>> START PROVIDED RECORDS

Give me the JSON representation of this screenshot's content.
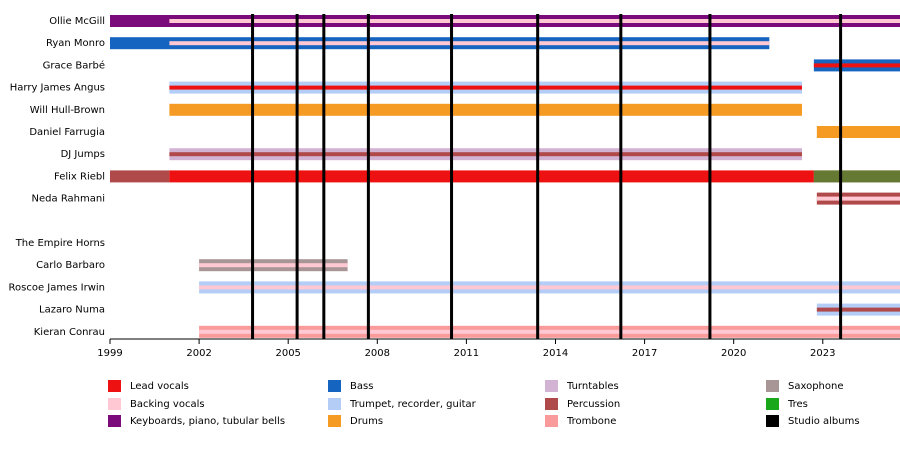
{
  "chart_data": {
    "type": "timeline",
    "roles": [
      {
        "name": "Lead vocals",
        "color": "#ee1111"
      },
      {
        "name": "Backing vocals",
        "color": "#ffc8d2"
      },
      {
        "name": "Keyboards, piano, tubular bells",
        "color": "#7b0b7b"
      },
      {
        "name": "Bass",
        "color": "#1565c0"
      },
      {
        "name": "Trumpet, recorder, guitar",
        "color": "#b4cdf6"
      },
      {
        "name": "Drums",
        "color": "#f59b23"
      },
      {
        "name": "Turntables",
        "color": "#d3b3d3"
      },
      {
        "name": "Percussion",
        "color": "#b04a4a"
      },
      {
        "name": "Trombone",
        "color": "#fa9b9b"
      },
      {
        "name": "Saxophone",
        "color": "#a89696"
      },
      {
        "name": "Tres",
        "color": "#1aa81a"
      },
      {
        "name": "Studio albums",
        "color": "#000000"
      }
    ],
    "members": [
      {
        "name": "Ollie McGill",
        "spans": [
          {
            "role": "Keyboards, piano, tubular bells",
            "start": 1999,
            "end": 2025.6,
            "thin": false
          },
          {
            "role": "Backing vocals",
            "start": 2001,
            "end": 2025.6,
            "thin": true
          }
        ]
      },
      {
        "name": "Ryan Monro",
        "spans": [
          {
            "role": "Bass",
            "start": 1999,
            "end": 2021.2,
            "thin": false
          },
          {
            "role": "Backing vocals",
            "start": 2001,
            "end": 2021.2,
            "thin": true
          }
        ]
      },
      {
        "name": "Grace Barbé",
        "spans": [
          {
            "role": "Bass",
            "start": 2022.7,
            "end": 2025.6,
            "thin": false
          },
          {
            "role": "Lead vocals",
            "start": 2022.7,
            "end": 2025.6,
            "thin": true
          }
        ]
      },
      {
        "name": "Harry James Angus",
        "spans": [
          {
            "role": "Trumpet, recorder, guitar",
            "start": 2001,
            "end": 2022.3,
            "thin": false
          },
          {
            "role": "Lead vocals",
            "start": 2001,
            "end": 2022.3,
            "thin": true
          }
        ]
      },
      {
        "name": "Will Hull-Brown",
        "spans": [
          {
            "role": "Drums",
            "start": 2001,
            "end": 2022.3,
            "thin": false
          }
        ]
      },
      {
        "name": "Daniel Farrugia",
        "spans": [
          {
            "role": "Drums",
            "start": 2022.8,
            "end": 2025.6,
            "thin": false
          }
        ]
      },
      {
        "name": "DJ Jumps",
        "spans": [
          {
            "role": "Turntables",
            "start": 2001,
            "end": 2022.3,
            "thin": false
          },
          {
            "role": "Percussion",
            "start": 2001,
            "end": 2022.3,
            "thin": true
          }
        ]
      },
      {
        "name": "Felix Riebl",
        "spans": [
          {
            "role": "Percussion",
            "start": 1999,
            "end": 2001,
            "thin": false
          },
          {
            "role": "Lead vocals",
            "start": 2001,
            "end": 2022.7,
            "thin": false
          },
          {
            "role": "Percussion",
            "start": 2022.7,
            "end": 2025.6,
            "thin": false
          },
          {
            "role": "Tres",
            "start": 2022.7,
            "end": 2025.6,
            "thin": false
          }
        ]
      },
      {
        "name": "Neda Rahmani",
        "spans": [
          {
            "role": "Percussion",
            "start": 2022.8,
            "end": 2025.6,
            "thin": false
          },
          {
            "role": "Backing vocals",
            "start": 2022.8,
            "end": 2025.6,
            "thin": true
          }
        ]
      },
      {
        "name": "The Empire Horns",
        "spans": []
      },
      {
        "name": "Carlo Barbaro",
        "spans": [
          {
            "role": "Saxophone",
            "start": 2002,
            "end": 2007,
            "thin": false
          },
          {
            "role": "Backing vocals",
            "start": 2002,
            "end": 2007,
            "thin": true
          }
        ]
      },
      {
        "name": "Roscoe James Irwin",
        "spans": [
          {
            "role": "Trumpet, recorder, guitar",
            "start": 2002,
            "end": 2025.6,
            "thin": false
          },
          {
            "role": "Backing vocals",
            "start": 2002,
            "end": 2025.6,
            "thin": true
          }
        ]
      },
      {
        "name": "Lazaro Numa",
        "spans": [
          {
            "role": "Trumpet, recorder, guitar",
            "start": 2022.8,
            "end": 2025.6,
            "thin": false
          },
          {
            "role": "Percussion",
            "start": 2022.8,
            "end": 2025.6,
            "thin": true
          }
        ]
      },
      {
        "name": "Kieran Conrau",
        "spans": [
          {
            "role": "Trombone",
            "start": 2002,
            "end": 2025.6,
            "thin": false
          },
          {
            "role": "Backing vocals",
            "start": 2002,
            "end": 2025.6,
            "thin": true
          }
        ]
      }
    ],
    "albums": [
      2003.8,
      2005.3,
      2006.2,
      2007.7,
      2010.5,
      2013.4,
      2016.2,
      2019.2,
      2023.6
    ],
    "xlim": [
      1999,
      2025.6
    ],
    "xticks": [
      1999,
      2002,
      2005,
      2008,
      2011,
      2014,
      2017,
      2020,
      2023
    ]
  }
}
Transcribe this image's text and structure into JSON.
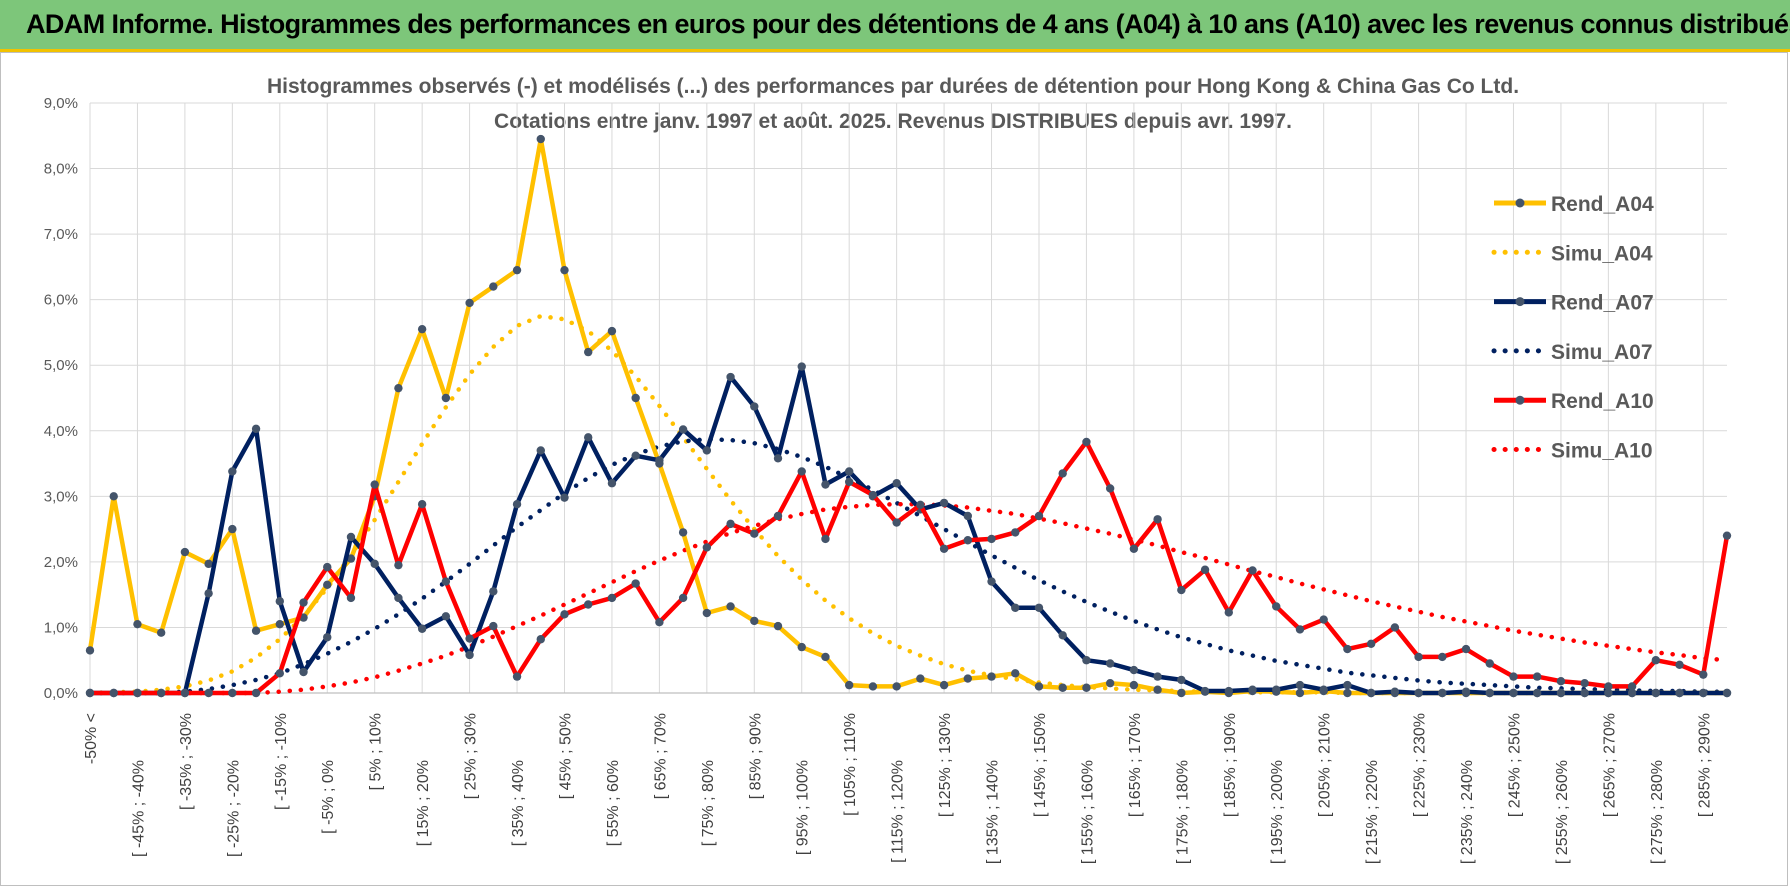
{
  "header": {
    "title": "ADAM Informe. Histogrammes des performances en euros pour des détentions de 4 ans (A04) à 10 ans (A10) avec les revenus connus distribués"
  },
  "chart_data": {
    "type": "line",
    "title": "Histogrammes observés (-) et modélisés (...) des performances par durées de détention pour Hong Kong & China Gas Co Ltd.",
    "subtitle": "Cotations entre janv. 1997 et août. 2025. Revenus DISTRIBUES depuis avr. 1997.",
    "ylim": [
      0,
      9
    ],
    "yticks": [
      "0,0%",
      "1,0%",
      "2,0%",
      "3,0%",
      "4,0%",
      "5,0%",
      "6,0%",
      "7,0%",
      "8,0%",
      "9,0%"
    ],
    "x_tick_labels": [
      "-50% <",
      "[ -45% ; -40%",
      "[ -35% ; -30%",
      "[ -25% ; -20%",
      "[ -15% ; -10%",
      "[ -5% ; 0%",
      "[ 5% ; 10%",
      "[ 15% ; 20%",
      "[ 25% ; 30%",
      "[ 35% ; 40%",
      "[ 45% ; 50%",
      "[ 55% ; 60%",
      "[ 65% ; 70%",
      "[ 75% ; 80%",
      "[ 85% ; 90%",
      "[ 95% ; 100%",
      "[ 105% ; 110%",
      "[ 115% ; 120%",
      "[ 125% ; 130%",
      "[ 135% ; 140%",
      "[ 145% ; 150%",
      "[ 155% ; 160%",
      "[ 165% ; 170%",
      "[ 175% ; 180%",
      "[ 185% ; 190%",
      "[ 195% ; 200%",
      "[ 205% ; 210%",
      "[ 215% ; 220%",
      "[ 225% ; 230%",
      "[ 235% ; 240%",
      "[ 245% ; 250%",
      "[ 255% ; 260%",
      "[ 265% ; 270%",
      "[ 275% ; 280%",
      "[ 285% ; 290%"
    ],
    "grid": true,
    "legend_position": "right",
    "series": [
      {
        "name": "Rend_A04",
        "style": "solid",
        "color": "#ffc000",
        "values": [
          0.65,
          3.0,
          1.05,
          0.92,
          2.15,
          1.97,
          2.5,
          0.95,
          1.05,
          1.15,
          1.65,
          2.05,
          3.0,
          4.65,
          5.55,
          4.5,
          5.95,
          6.2,
          6.45,
          8.45,
          6.45,
          5.2,
          5.52,
          4.5,
          3.5,
          2.45,
          1.22,
          1.32,
          1.1,
          1.02,
          0.7,
          0.55,
          0.12,
          0.1,
          0.1,
          0.22,
          0.12,
          0.22,
          0.25,
          0.3,
          0.1,
          0.08,
          0.08,
          0.15,
          0.12,
          0.05,
          0.0,
          0.02,
          0.0,
          0.03,
          0.02,
          0.0,
          0.03,
          0.0,
          0.0,
          0.0,
          0.0,
          0.0,
          0.0,
          0.0,
          0.0,
          0.0,
          0.0,
          0.0,
          0.0,
          0.0,
          0.0,
          0.0,
          0.0,
          0.0
        ]
      },
      {
        "name": "Simu_A04",
        "style": "dotted",
        "color": "#ffc000",
        "values": [
          0.0,
          0.01,
          0.02,
          0.05,
          0.1,
          0.19,
          0.33,
          0.54,
          0.82,
          1.17,
          1.6,
          2.1,
          2.64,
          3.22,
          3.8,
          4.36,
          4.86,
          5.28,
          5.6,
          5.75,
          5.7,
          5.52,
          5.22,
          4.83,
          4.38,
          3.9,
          3.42,
          2.94,
          2.5,
          2.09,
          1.73,
          1.41,
          1.14,
          0.91,
          0.72,
          0.57,
          0.44,
          0.34,
          0.27,
          0.21,
          0.16,
          0.12,
          0.09,
          0.07,
          0.05,
          0.04,
          0.03,
          0.02,
          0.02,
          0.01,
          0.01,
          0.01,
          0.01,
          0.0,
          0.0,
          0.0,
          0.0,
          0.0,
          0.0,
          0.0,
          0.0,
          0.0,
          0.0,
          0.0,
          0.0,
          0.0,
          0.0,
          0.0,
          0.0,
          0.0
        ]
      },
      {
        "name": "Rend_A07",
        "style": "solid",
        "color": "#002060",
        "values": [
          0.0,
          0.0,
          0.0,
          0.0,
          0.0,
          1.52,
          3.38,
          4.03,
          1.4,
          0.32,
          0.85,
          2.38,
          1.97,
          1.45,
          0.98,
          1.17,
          0.58,
          1.55,
          2.88,
          3.7,
          2.98,
          3.9,
          3.2,
          3.62,
          3.55,
          4.02,
          3.7,
          4.82,
          4.37,
          3.58,
          4.98,
          3.18,
          3.38,
          3.0,
          3.2,
          2.8,
          2.9,
          2.7,
          1.7,
          1.3,
          1.3,
          0.88,
          0.5,
          0.45,
          0.35,
          0.25,
          0.2,
          0.03,
          0.03,
          0.05,
          0.05,
          0.12,
          0.05,
          0.12,
          0.0,
          0.02,
          0.0,
          0.0,
          0.02,
          0.0,
          0.0,
          0.0,
          0.0,
          0.0,
          0.0,
          0.0,
          0.0,
          0.0,
          0.0,
          0.0
        ]
      },
      {
        "name": "Simu_A07",
        "style": "dotted",
        "color": "#002060",
        "values": [
          0.0,
          0.0,
          0.0,
          0.0,
          0.02,
          0.06,
          0.12,
          0.2,
          0.3,
          0.44,
          0.6,
          0.78,
          0.98,
          1.2,
          1.44,
          1.7,
          1.97,
          2.25,
          2.53,
          2.79,
          3.05,
          3.28,
          3.48,
          3.64,
          3.76,
          3.84,
          3.87,
          3.86,
          3.81,
          3.72,
          3.6,
          3.45,
          3.28,
          3.1,
          2.9,
          2.7,
          2.5,
          2.3,
          2.1,
          1.91,
          1.72,
          1.55,
          1.39,
          1.24,
          1.1,
          0.97,
          0.85,
          0.75,
          0.65,
          0.57,
          0.49,
          0.43,
          0.37,
          0.31,
          0.27,
          0.23,
          0.19,
          0.16,
          0.14,
          0.12,
          0.1,
          0.08,
          0.07,
          0.06,
          0.05,
          0.04,
          0.03,
          0.03,
          0.02,
          0.02
        ]
      },
      {
        "name": "Rend_A10",
        "style": "solid",
        "color": "#ff0000",
        "values": [
          0.0,
          0.0,
          0.0,
          0.0,
          0.0,
          0.0,
          0.0,
          0.0,
          0.3,
          1.38,
          1.92,
          1.45,
          3.18,
          1.95,
          2.88,
          1.7,
          0.83,
          1.02,
          0.25,
          0.82,
          1.2,
          1.35,
          1.45,
          1.67,
          1.08,
          1.45,
          2.22,
          2.58,
          2.43,
          2.7,
          3.38,
          2.35,
          3.22,
          3.02,
          2.6,
          2.87,
          2.2,
          2.33,
          2.35,
          2.45,
          2.7,
          3.35,
          3.83,
          3.12,
          2.2,
          2.65,
          1.57,
          1.88,
          1.23,
          1.87,
          1.32,
          0.97,
          1.12,
          0.67,
          0.75,
          1.0,
          0.55,
          0.55,
          0.67,
          0.45,
          0.25,
          0.25,
          0.18,
          0.15,
          0.1,
          0.1,
          0.5,
          0.43,
          0.28,
          2.4
        ]
      },
      {
        "name": "Simu_A10",
        "style": "dotted",
        "color": "#ff0000",
        "values": [
          0.0,
          0.0,
          0.0,
          0.0,
          0.0,
          0.0,
          0.0,
          0.0,
          0.02,
          0.05,
          0.1,
          0.16,
          0.24,
          0.34,
          0.45,
          0.57,
          0.71,
          0.86,
          1.02,
          1.18,
          1.35,
          1.52,
          1.69,
          1.86,
          2.02,
          2.17,
          2.31,
          2.44,
          2.55,
          2.65,
          2.73,
          2.8,
          2.84,
          2.87,
          2.88,
          2.88,
          2.86,
          2.83,
          2.78,
          2.73,
          2.66,
          2.59,
          2.51,
          2.43,
          2.34,
          2.25,
          2.15,
          2.06,
          1.96,
          1.86,
          1.77,
          1.67,
          1.58,
          1.49,
          1.4,
          1.32,
          1.24,
          1.16,
          1.09,
          1.02,
          0.95,
          0.89,
          0.83,
          0.77,
          0.72,
          0.67,
          0.62,
          0.58,
          0.53,
          0.5
        ]
      }
    ]
  }
}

>> END PROVIDED RECORDS

#### PROBLEM TO SOLVE
Filter lines by "tubular" and return each hit.

#### EXERCISE OUTPUT
        "name": "Keyboards, piano, tubular bells",
            "role": "Keyboards, piano, tubular bells",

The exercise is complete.